WORK TO BE COMPLETED:
Find each line with the word "label" and copy it.

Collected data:
^^^^^^^^
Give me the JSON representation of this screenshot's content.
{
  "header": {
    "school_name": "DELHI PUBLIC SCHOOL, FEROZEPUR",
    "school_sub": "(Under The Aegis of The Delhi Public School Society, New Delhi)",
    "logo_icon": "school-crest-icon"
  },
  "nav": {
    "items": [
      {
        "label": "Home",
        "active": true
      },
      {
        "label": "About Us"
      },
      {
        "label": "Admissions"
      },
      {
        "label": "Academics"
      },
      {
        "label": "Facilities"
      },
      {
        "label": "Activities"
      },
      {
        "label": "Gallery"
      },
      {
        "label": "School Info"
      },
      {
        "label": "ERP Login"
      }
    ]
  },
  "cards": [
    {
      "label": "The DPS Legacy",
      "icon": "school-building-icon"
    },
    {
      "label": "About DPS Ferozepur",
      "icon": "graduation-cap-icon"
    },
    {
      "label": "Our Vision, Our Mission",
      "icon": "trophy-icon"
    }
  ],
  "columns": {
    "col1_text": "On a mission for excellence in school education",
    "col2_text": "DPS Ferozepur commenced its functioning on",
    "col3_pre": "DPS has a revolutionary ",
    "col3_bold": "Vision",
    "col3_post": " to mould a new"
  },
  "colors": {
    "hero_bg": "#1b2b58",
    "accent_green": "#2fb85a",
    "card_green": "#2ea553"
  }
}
^^^^^^^^
RIGHT ANSWER:
        "label": "Home",
        "label": "About Us"
        "label": "Admissions"
        "label": "Academics"
        "label": "Facilities"
        "label": "Activities"
        "label": "Gallery"
        "label": "School Info"
        "label": "ERP Login"
      "label": "The DPS Legacy",
      "label": "About DPS Ferozepur",
      "label": "Our Vision, Our Mission",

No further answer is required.